SHORT TASK
Reproduce each line of the entries below verbatim, with no change to any character.
═══ SUPPLIED RECORDS ═══
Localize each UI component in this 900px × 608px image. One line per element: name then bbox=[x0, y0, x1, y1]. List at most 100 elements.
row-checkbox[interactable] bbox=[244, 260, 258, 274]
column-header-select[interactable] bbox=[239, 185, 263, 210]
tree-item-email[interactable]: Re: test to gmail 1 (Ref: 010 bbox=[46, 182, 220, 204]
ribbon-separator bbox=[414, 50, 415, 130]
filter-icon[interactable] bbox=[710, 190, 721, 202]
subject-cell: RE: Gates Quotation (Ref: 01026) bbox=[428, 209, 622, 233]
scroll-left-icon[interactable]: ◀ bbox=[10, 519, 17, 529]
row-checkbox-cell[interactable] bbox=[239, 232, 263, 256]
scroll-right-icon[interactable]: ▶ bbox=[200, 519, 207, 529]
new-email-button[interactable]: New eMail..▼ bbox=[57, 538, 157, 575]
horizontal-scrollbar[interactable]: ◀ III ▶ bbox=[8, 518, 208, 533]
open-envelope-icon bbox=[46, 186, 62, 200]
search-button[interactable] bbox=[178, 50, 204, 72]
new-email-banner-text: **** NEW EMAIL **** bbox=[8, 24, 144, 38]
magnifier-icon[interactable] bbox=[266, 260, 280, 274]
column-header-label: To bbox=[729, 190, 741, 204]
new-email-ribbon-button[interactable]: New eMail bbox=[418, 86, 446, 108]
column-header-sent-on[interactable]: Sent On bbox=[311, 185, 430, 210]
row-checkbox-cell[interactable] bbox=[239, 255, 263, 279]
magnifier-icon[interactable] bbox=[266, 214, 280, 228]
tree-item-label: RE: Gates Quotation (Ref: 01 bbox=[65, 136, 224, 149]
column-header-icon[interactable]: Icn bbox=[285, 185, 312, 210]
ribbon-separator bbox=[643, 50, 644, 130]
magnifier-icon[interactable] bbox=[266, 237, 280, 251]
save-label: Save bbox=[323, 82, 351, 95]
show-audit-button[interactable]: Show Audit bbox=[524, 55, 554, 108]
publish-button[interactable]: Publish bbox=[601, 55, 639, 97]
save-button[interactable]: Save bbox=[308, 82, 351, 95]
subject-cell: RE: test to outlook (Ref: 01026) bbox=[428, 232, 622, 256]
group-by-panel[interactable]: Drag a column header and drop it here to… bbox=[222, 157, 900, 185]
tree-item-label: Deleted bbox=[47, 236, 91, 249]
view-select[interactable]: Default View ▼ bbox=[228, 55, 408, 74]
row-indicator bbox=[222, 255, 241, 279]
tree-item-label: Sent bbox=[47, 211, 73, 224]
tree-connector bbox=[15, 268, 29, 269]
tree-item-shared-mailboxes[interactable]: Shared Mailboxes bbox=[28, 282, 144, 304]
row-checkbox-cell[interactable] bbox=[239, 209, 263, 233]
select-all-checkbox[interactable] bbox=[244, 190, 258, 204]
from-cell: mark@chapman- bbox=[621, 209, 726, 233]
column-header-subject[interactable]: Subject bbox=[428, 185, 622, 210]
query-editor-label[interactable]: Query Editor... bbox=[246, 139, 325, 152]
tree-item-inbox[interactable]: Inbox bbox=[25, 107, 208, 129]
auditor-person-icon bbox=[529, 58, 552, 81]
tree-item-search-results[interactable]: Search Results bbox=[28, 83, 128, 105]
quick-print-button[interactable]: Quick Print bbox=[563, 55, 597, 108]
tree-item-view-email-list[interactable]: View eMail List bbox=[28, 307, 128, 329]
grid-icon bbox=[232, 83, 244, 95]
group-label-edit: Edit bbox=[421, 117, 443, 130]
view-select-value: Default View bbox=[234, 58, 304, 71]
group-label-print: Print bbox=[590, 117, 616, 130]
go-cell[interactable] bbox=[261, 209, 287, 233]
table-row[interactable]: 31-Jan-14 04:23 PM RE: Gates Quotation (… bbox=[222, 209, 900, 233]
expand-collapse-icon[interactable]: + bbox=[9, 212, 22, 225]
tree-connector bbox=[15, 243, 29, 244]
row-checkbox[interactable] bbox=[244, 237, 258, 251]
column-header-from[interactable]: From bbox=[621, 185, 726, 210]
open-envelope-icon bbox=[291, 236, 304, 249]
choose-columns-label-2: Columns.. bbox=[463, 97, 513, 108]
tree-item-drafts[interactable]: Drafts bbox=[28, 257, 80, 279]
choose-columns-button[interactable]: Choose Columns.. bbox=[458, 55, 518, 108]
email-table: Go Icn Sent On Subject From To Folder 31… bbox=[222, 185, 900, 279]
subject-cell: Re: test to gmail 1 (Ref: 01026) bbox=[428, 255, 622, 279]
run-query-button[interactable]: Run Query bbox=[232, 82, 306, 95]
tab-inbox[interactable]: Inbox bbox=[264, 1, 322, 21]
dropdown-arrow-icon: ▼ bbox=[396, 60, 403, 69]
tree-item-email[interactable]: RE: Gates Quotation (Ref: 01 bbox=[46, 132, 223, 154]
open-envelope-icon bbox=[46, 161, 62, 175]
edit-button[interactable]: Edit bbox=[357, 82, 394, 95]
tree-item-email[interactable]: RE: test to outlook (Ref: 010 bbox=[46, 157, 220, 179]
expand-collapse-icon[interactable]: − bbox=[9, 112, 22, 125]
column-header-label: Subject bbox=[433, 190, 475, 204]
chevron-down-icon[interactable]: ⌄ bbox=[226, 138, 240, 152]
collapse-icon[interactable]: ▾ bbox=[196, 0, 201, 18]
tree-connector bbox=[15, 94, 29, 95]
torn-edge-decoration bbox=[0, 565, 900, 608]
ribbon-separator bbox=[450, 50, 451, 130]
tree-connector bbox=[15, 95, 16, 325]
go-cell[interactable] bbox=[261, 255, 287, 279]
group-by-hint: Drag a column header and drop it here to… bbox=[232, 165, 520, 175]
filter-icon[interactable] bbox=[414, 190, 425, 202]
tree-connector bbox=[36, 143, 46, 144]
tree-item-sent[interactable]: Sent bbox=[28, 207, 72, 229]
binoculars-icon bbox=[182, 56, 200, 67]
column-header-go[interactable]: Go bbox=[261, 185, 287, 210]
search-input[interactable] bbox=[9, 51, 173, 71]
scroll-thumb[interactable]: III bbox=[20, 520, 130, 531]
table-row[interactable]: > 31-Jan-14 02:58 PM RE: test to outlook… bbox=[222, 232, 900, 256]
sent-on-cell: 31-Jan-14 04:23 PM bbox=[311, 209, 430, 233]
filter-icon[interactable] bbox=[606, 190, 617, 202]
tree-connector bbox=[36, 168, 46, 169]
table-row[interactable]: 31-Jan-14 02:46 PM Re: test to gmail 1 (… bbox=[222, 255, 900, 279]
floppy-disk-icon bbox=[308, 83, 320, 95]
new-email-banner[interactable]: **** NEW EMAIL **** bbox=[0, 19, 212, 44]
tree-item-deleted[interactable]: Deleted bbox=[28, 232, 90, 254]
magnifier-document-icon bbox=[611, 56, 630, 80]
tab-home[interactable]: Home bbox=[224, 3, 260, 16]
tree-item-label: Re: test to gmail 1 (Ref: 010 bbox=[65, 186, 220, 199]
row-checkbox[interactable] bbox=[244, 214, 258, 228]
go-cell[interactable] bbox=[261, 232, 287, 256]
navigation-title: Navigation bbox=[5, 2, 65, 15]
═══
TASK ANSWER
Localize each UI component in this 900px × 608px image. One line per element: name then bbox=[x0, y0, x1, y1]. List at most 100 elements.
row-checkbox[interactable] bbox=[244, 260, 258, 274]
column-header-select[interactable] bbox=[239, 185, 263, 210]
tree-item-email[interactable]: Re: test to gmail 1 (Ref: 010 bbox=[46, 182, 220, 204]
ribbon-separator bbox=[414, 50, 415, 130]
filter-icon[interactable] bbox=[710, 190, 721, 202]
subject-cell: RE: Gates Quotation (Ref: 01026) bbox=[428, 209, 622, 233]
scroll-left-icon[interactable]: ◀ bbox=[10, 519, 17, 529]
row-checkbox-cell[interactable] bbox=[239, 232, 263, 256]
scroll-right-icon[interactable]: ▶ bbox=[200, 519, 207, 529]
new-email-button[interactable]: New eMail..▼ bbox=[57, 538, 157, 575]
horizontal-scrollbar[interactable]: ◀ III ▶ bbox=[8, 518, 208, 533]
open-envelope-icon bbox=[46, 186, 62, 200]
search-button[interactable] bbox=[178, 50, 204, 72]
new-email-banner-text: **** NEW EMAIL **** bbox=[8, 24, 144, 38]
magnifier-icon[interactable] bbox=[266, 260, 280, 274]
column-header-label: To bbox=[729, 190, 741, 204]
new-email-ribbon-button[interactable]: New eMail bbox=[418, 86, 446, 108]
column-header-sent-on[interactable]: Sent On bbox=[311, 185, 430, 210]
row-checkbox-cell[interactable] bbox=[239, 255, 263, 279]
magnifier-icon[interactable] bbox=[266, 214, 280, 228]
tree-item-label: RE: Gates Quotation (Ref: 01 bbox=[65, 136, 224, 149]
column-header-icon[interactable]: Icn bbox=[285, 185, 312, 210]
ribbon-separator bbox=[643, 50, 644, 130]
magnifier-icon[interactable] bbox=[266, 237, 280, 251]
save-label: Save bbox=[323, 82, 351, 95]
show-audit-button[interactable]: Show Audit bbox=[524, 55, 554, 108]
publish-button[interactable]: Publish bbox=[601, 55, 639, 97]
save-button[interactable]: Save bbox=[308, 82, 351, 95]
subject-cell: RE: test to outlook (Ref: 01026) bbox=[428, 232, 622, 256]
group-by-panel[interactable]: Drag a column header and drop it here to… bbox=[222, 157, 900, 185]
tree-item-label: Deleted bbox=[47, 236, 91, 249]
view-select[interactable]: Default View ▼ bbox=[228, 55, 408, 74]
row-indicator bbox=[222, 255, 241, 279]
tree-item-label: Sent bbox=[47, 211, 73, 224]
tree-connector bbox=[15, 268, 29, 269]
tree-item-shared-mailboxes[interactable]: Shared Mailboxes bbox=[28, 282, 144, 304]
row-checkbox-cell[interactable] bbox=[239, 209, 263, 233]
select-all-checkbox[interactable] bbox=[244, 190, 258, 204]
from-cell: mark@chapman- bbox=[621, 209, 726, 233]
column-header-subject[interactable]: Subject bbox=[428, 185, 622, 210]
query-editor-label[interactable]: Query Editor... bbox=[246, 139, 325, 152]
tree-item-inbox[interactable]: Inbox bbox=[25, 107, 208, 129]
auditor-person-icon bbox=[529, 58, 552, 81]
tree-item-search-results[interactable]: Search Results bbox=[28, 83, 128, 105]
quick-print-button[interactable]: Quick Print bbox=[563, 55, 597, 108]
tree-item-view-email-list[interactable]: View eMail List bbox=[28, 307, 128, 329]
grid-icon bbox=[232, 83, 244, 95]
group-label-edit: Edit bbox=[421, 117, 443, 130]
view-select-value: Default View bbox=[234, 58, 304, 71]
group-label-print: Print bbox=[590, 117, 616, 130]
go-cell[interactable] bbox=[261, 209, 287, 233]
table-row[interactable]: 31-Jan-14 04:23 PM RE: Gates Quotation (… bbox=[222, 209, 900, 233]
expand-collapse-icon[interactable]: + bbox=[9, 212, 22, 225]
tree-connector bbox=[15, 243, 29, 244]
row-checkbox[interactable] bbox=[244, 237, 258, 251]
column-header-from[interactable]: From bbox=[621, 185, 726, 210]
open-envelope-icon bbox=[291, 236, 304, 249]
choose-columns-label-2: Columns.. bbox=[463, 97, 513, 108]
tree-item-drafts[interactable]: Drafts bbox=[28, 257, 80, 279]
choose-columns-button[interactable]: Choose Columns.. bbox=[458, 55, 518, 108]
email-table: Go Icn Sent On Subject From To Folder 31… bbox=[222, 185, 900, 279]
subject-cell: Re: test to gmail 1 (Ref: 01026) bbox=[428, 255, 622, 279]
run-query-button[interactable]: Run Query bbox=[232, 82, 306, 95]
tab-inbox[interactable]: Inbox bbox=[264, 1, 322, 21]
dropdown-arrow-icon: ▼ bbox=[396, 60, 403, 69]
tree-item-email[interactable]: RE: Gates Quotation (Ref: 01 bbox=[46, 132, 223, 154]
open-envelope-icon bbox=[46, 161, 62, 175]
edit-button[interactable]: Edit bbox=[357, 82, 394, 95]
tree-item-email[interactable]: RE: test to outlook (Ref: 010 bbox=[46, 157, 220, 179]
expand-collapse-icon[interactable]: − bbox=[9, 112, 22, 125]
column-header-label: Subject bbox=[433, 190, 475, 204]
chevron-down-icon[interactable]: ⌄ bbox=[226, 138, 240, 152]
collapse-icon[interactable]: ▾ bbox=[196, 0, 201, 18]
tree-connector bbox=[15, 94, 29, 95]
torn-edge-decoration bbox=[0, 565, 900, 608]
ribbon-separator bbox=[450, 50, 451, 130]
tree-connector bbox=[15, 95, 16, 325]
go-cell[interactable] bbox=[261, 255, 287, 279]
group-by-hint: Drag a column header and drop it here to… bbox=[232, 165, 520, 175]
filter-icon[interactable] bbox=[414, 190, 425, 202]
tree-connector bbox=[36, 143, 46, 144]
tree-item-sent[interactable]: Sent bbox=[28, 207, 72, 229]
binoculars-icon bbox=[182, 56, 200, 67]
column-header-go[interactable]: Go bbox=[261, 185, 287, 210]
search-input[interactable] bbox=[9, 51, 173, 71]
scroll-thumb[interactable]: III bbox=[20, 520, 130, 531]
table-row[interactable]: > 31-Jan-14 02:58 PM RE: test to outlook… bbox=[222, 232, 900, 256]
sent-on-cell: 31-Jan-14 04:23 PM bbox=[311, 209, 430, 233]
filter-icon[interactable] bbox=[606, 190, 617, 202]
tree-connector bbox=[36, 168, 46, 169]
table-row[interactable]: 31-Jan-14 02:46 PM Re: test to gmail 1 (… bbox=[222, 255, 900, 279]
floppy-disk-icon bbox=[308, 83, 320, 95]
new-email-banner[interactable]: **** NEW EMAIL **** bbox=[0, 19, 212, 44]
tree-item-deleted[interactable]: Deleted bbox=[28, 232, 90, 254]
magnifier-document-icon bbox=[611, 56, 630, 80]
tab-home[interactable]: Home bbox=[224, 3, 260, 16]
tree-item-label: Re: test to gmail 1 (Ref: 010 bbox=[65, 186, 220, 199]
row-checkbox[interactable] bbox=[244, 214, 258, 228]
go-cell[interactable] bbox=[261, 232, 287, 256]
navigation-title: Navigation bbox=[5, 2, 65, 15]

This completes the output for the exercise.